EXERCISE GOAL → Omit the pictures, then reproduce every remaining record exactly.

*** DATASET Section Begins ***

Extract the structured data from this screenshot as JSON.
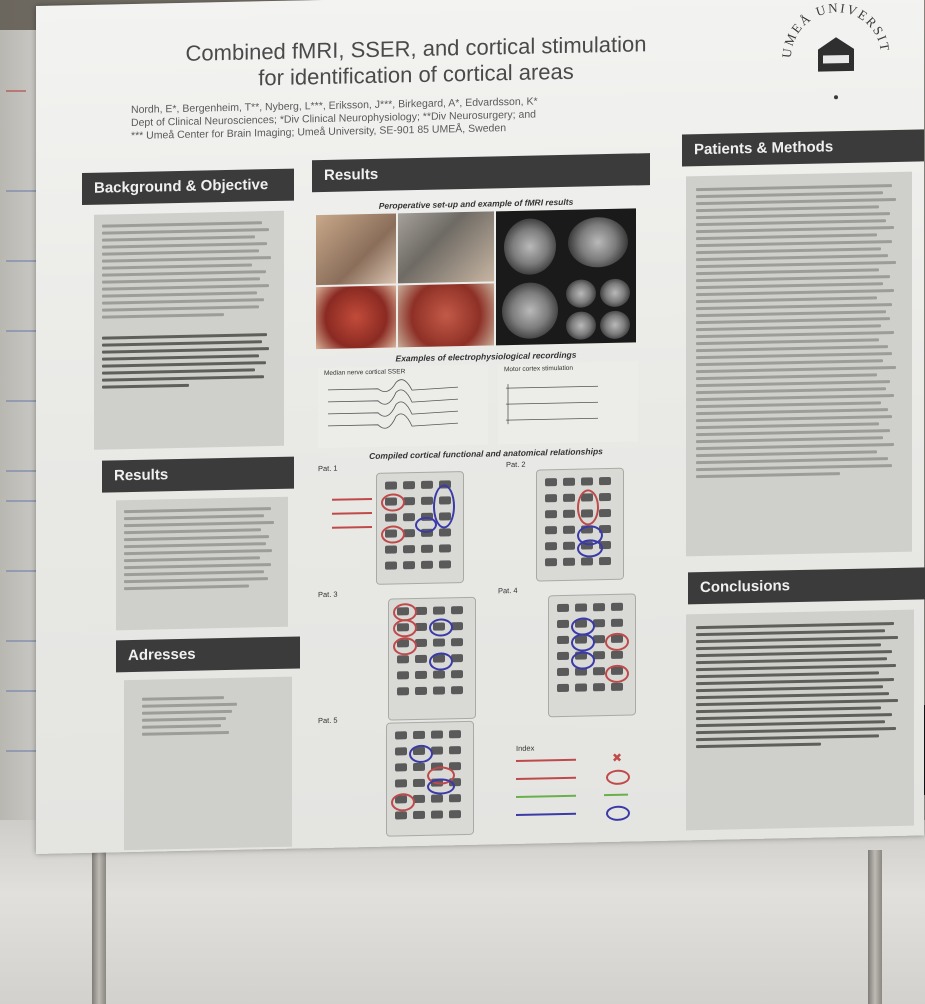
{
  "poster": {
    "title_line1": "Combined fMRI, SSER, and cortical stimulation",
    "title_line2": "for identification of cortical areas",
    "authors_line1": "Nordh, E*, Bergenheim, T**, Nyberg, L***, Eriksson, J***, Birkegard, A*, Edvardsson, K*",
    "authors_line2": "Dept of Clinical Neurosciences; *Div Clinical Neurophysiology; **Div Neurosurgery; and",
    "authors_line3": "*** Umeå Center for Brain Imaging; Umeå University, SE-901 85  UMEÅ, Sweden",
    "logo_text": "UMEÅ UNIVERSITET"
  },
  "sections": {
    "background_title": "Background & Objective",
    "results_left_title": "Results",
    "addresses_title": "Adresses",
    "results_center_title": "Results",
    "patients_methods_title": "Patients & Methods",
    "conclusions_title": "Conclusions"
  },
  "figures": {
    "caption_setup": "Peroperative set-up and  example of fMRI results",
    "caption_ephys": "Examples of electrophysiological recordings",
    "label_median": "Median nerve cortical SSER",
    "label_motor": "Motor cortex stimulation",
    "caption_compiled": "Compiled cortical functional and anatomical relationships",
    "pat1": "Pat. 1",
    "pat2": "Pat. 2",
    "pat3": "Pat. 3",
    "pat4": "Pat. 4",
    "pat5": "Pat. 5",
    "index_title": "Index"
  },
  "colors": {
    "header_bg": "#3b3b3b",
    "panel_bg": "#cfcfcb",
    "accent_red": "#c04a4a",
    "accent_blue": "#3a3aa8"
  }
}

*** DATASET Section Ends ***

TASK RESPONSE →
Extract the structured data from this screenshot as JSON.
{
  "poster": {
    "title_line1": "Combined fMRI, SSER, and cortical stimulation",
    "title_line2": "for identification of cortical areas",
    "authors_line1": "Nordh, E*, Bergenheim, T**, Nyberg, L***, Eriksson, J***, Birkegard, A*, Edvardsson, K*",
    "authors_line2": "Dept of Clinical Neurosciences; *Div Clinical Neurophysiology; **Div Neurosurgery; and",
    "authors_line3": "*** Umeå Center for Brain Imaging; Umeå University, SE-901 85  UMEÅ, Sweden",
    "logo_text": "UMEÅ UNIVERSITET"
  },
  "sections": {
    "background_title": "Background & Objective",
    "results_left_title": "Results",
    "addresses_title": "Adresses",
    "results_center_title": "Results",
    "patients_methods_title": "Patients & Methods",
    "conclusions_title": "Conclusions"
  },
  "figures": {
    "caption_setup": "Peroperative set-up and  example of fMRI results",
    "caption_ephys": "Examples of electrophysiological recordings",
    "label_median": "Median nerve cortical SSER",
    "label_motor": "Motor cortex stimulation",
    "caption_compiled": "Compiled cortical functional and anatomical relationships",
    "pat1": "Pat. 1",
    "pat2": "Pat. 2",
    "pat3": "Pat. 3",
    "pat4": "Pat. 4",
    "pat5": "Pat. 5",
    "index_title": "Index"
  },
  "colors": {
    "header_bg": "#3b3b3b",
    "panel_bg": "#cfcfcb",
    "accent_red": "#c04a4a",
    "accent_blue": "#3a3aa8"
  }
}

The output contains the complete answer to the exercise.